Stored entries
◆ ◆ ◆

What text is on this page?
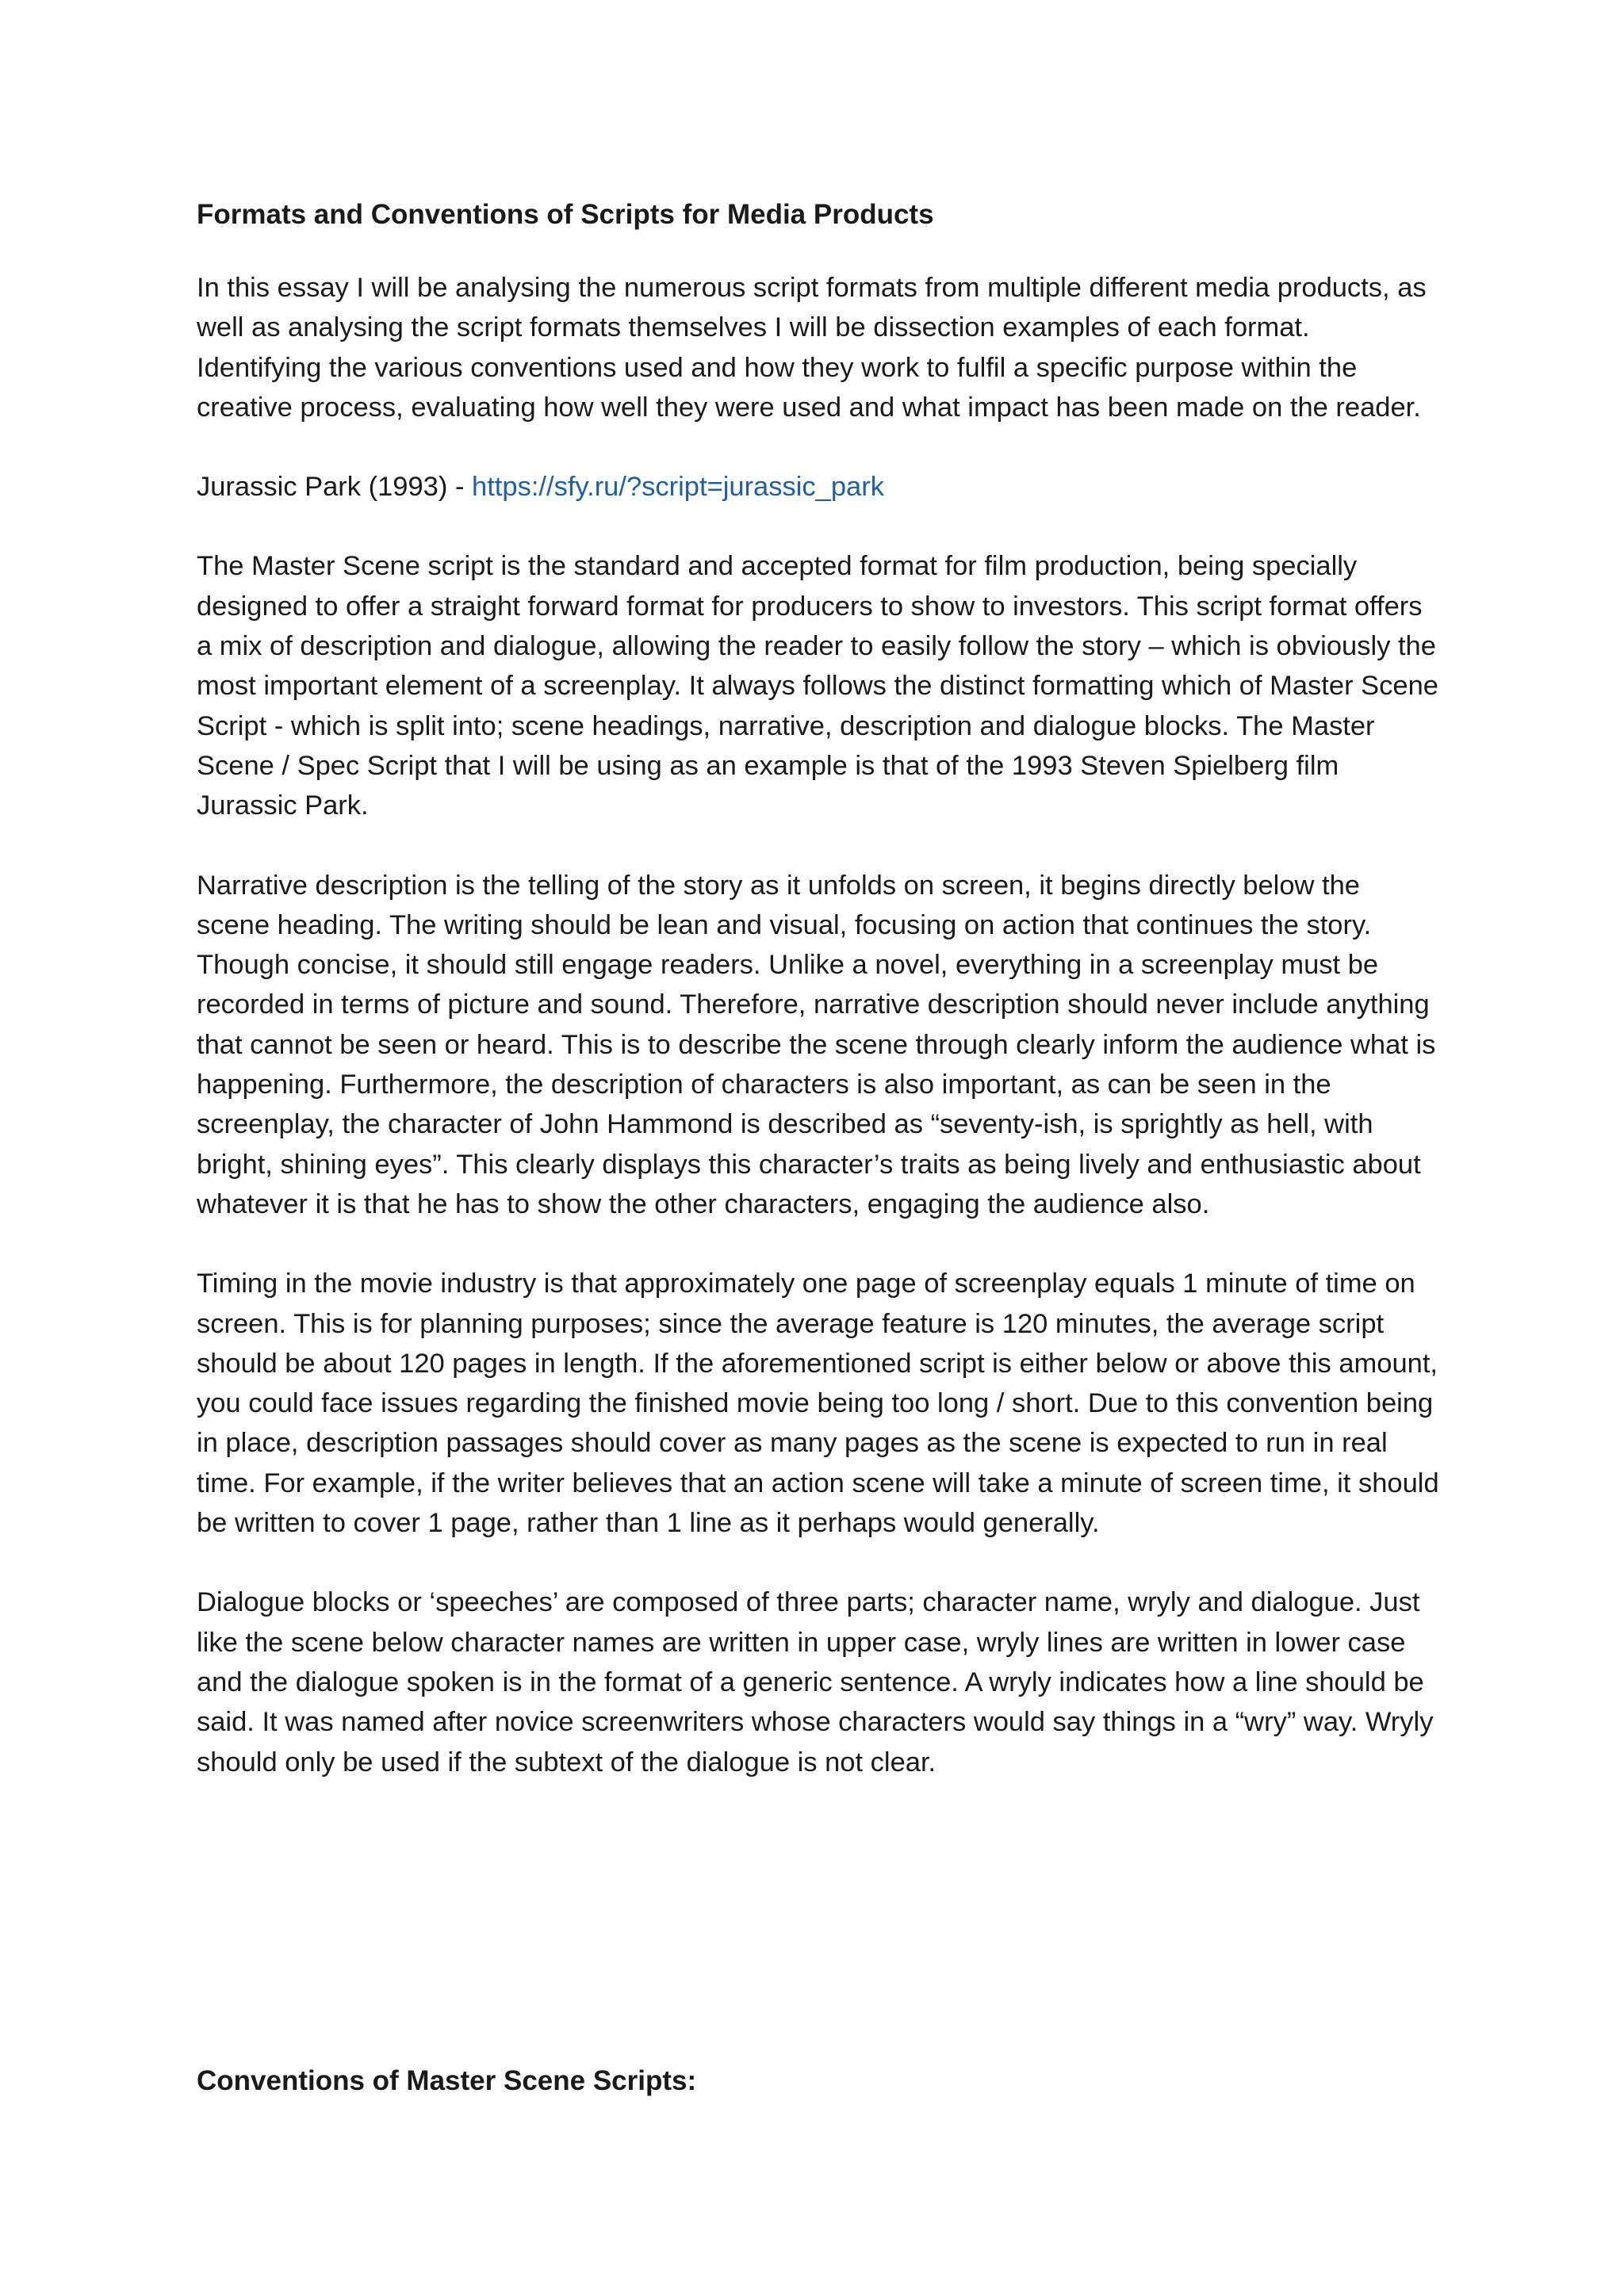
Formats and Conventions of Scripts for Media Products
In this essay I will be analysing the numerous script formats from multiple different media products, as well as analysing the script formats themselves I will be dissection examples of each format. Identifying the various conventions used and how they work to fulfil a specific purpose within the creative process, evaluating how well they were used and what impact has been made on the reader.
Jurassic Park (1993) - https://sfy.ru/?script=jurassic_park
The Master Scene script is the standard and accepted format for film production, being specially designed to offer a straight forward format for producers to show to investors. This script format offers a mix of description and dialogue, allowing the reader to easily follow the story – which is obviously the most important element of a screenplay. It always follows the distinct formatting which of Master Scene Script - which is split into; scene headings, narrative, description and dialogue blocks. The Master Scene / Spec Script that I will be using as an example is that of the 1993 Steven Spielberg film Jurassic Park.
Narrative description is the telling of the story as it unfolds on screen, it begins directly below the scene heading. The writing should be lean and visual, focusing on action that continues the story. Though concise, it should still engage readers. Unlike a novel, everything in a screenplay must be recorded in terms of picture and sound. Therefore, narrative description should never include anything that cannot be seen or heard. This is to describe the scene through clearly inform the audience what is happening. Furthermore, the description of characters is also important, as can be seen in the screenplay, the character of John Hammond is described as “seventy-ish, is sprightly as hell, with bright, shining eyes”. This clearly displays this character’s traits as being lively and enthusiastic about whatever it is that he has to show the other characters, engaging the audience also.
Timing in the movie industry is that approximately one page of screenplay equals 1 minute of time on screen. This is for planning purposes; since the average feature is 120 minutes, the average script should be about 120 pages in length. If the aforementioned script is either below or above this amount, you could face issues regarding the finished movie being too long / short. Due to this convention being in place, description passages should cover as many pages as the scene is expected to run in real time. For example, if the writer believes that an action scene will take a minute of screen time, it should be written to cover 1 page, rather than 1 line as it perhaps would generally.
Dialogue blocks or ‘speeches’ are composed of three parts; character name, wryly and dialogue. Just like the scene below character names are written in upper case, wryly lines are written in lower case and the dialogue spoken is in the format of a generic sentence. A wryly indicates how a line should be said. It was named after novice screenwriters whose characters would say things in a “wry” way. Wryly should only be used if the subtext of the dialogue is not clear.
Conventions of Master Scene Scripts:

◆ ◆ ◆

→ **What to work on**:
Write every entry out again exactly, dropping the pictures.

→ **Finished task**:
What text is on this page?
Formats and Conventions of Scripts for Media Products
In this essay I will be analysing the numerous script formats from multiple different media products, as well as analysing the script formats themselves I will be dissection examples of each format. Identifying the various conventions used and how they work to fulfil a specific purpose within the creative process, evaluating how well they were used and what impact has been made on the reader.
Jurassic Park (1993) - https://sfy.ru/?script=jurassic_park
The Master Scene script is the standard and accepted format for film production, being specially designed to offer a straight forward format for producers to show to investors. This script format offers a mix of description and dialogue, allowing the reader to easily follow the story – which is obviously the most important element of a screenplay. It always follows the distinct formatting which of Master Scene Script - which is split into; scene headings, narrative, description and dialogue blocks. The Master Scene / Spec Script that I will be using as an example is that of the 1993 Steven Spielberg film Jurassic Park.
Narrative description is the telling of the story as it unfolds on screen, it begins directly below the scene heading. The writing should be lean and visual, focusing on action that continues the story. Though concise, it should still engage readers. Unlike a novel, everything in a screenplay must be recorded in terms of picture and sound. Therefore, narrative description should never include anything that cannot be seen or heard. This is to describe the scene through clearly inform the audience what is happening. Furthermore, the description of characters is also important, as can be seen in the screenplay, the character of John Hammond is described as “seventy-ish, is sprightly as hell, with bright, shining eyes”. This clearly displays this character’s traits as being lively and enthusiastic about whatever it is that he has to show the other characters, engaging the audience also.
Timing in the movie industry is that approximately one page of screenplay equals 1 minute of time on screen. This is for planning purposes; since the average feature is 120 minutes, the average script should be about 120 pages in length. If the aforementioned script is either below or above this amount, you could face issues regarding the finished movie being too long / short. Due to this convention being in place, description passages should cover as many pages as the scene is expected to run in real time. For example, if the writer believes that an action scene will take a minute of screen time, it should be written to cover 1 page, rather than 1 line as it perhaps would generally.
Dialogue blocks or ‘speeches’ are composed of three parts; character name, wryly and dialogue. Just like the scene below character names are written in upper case, wryly lines are written in lower case and the dialogue spoken is in the format of a generic sentence. A wryly indicates how a line should be said. It was named after novice screenwriters whose characters would say things in a “wry” way. Wryly should only be used if the subtext of the dialogue is not clear.
Conventions of Master Scene Scripts:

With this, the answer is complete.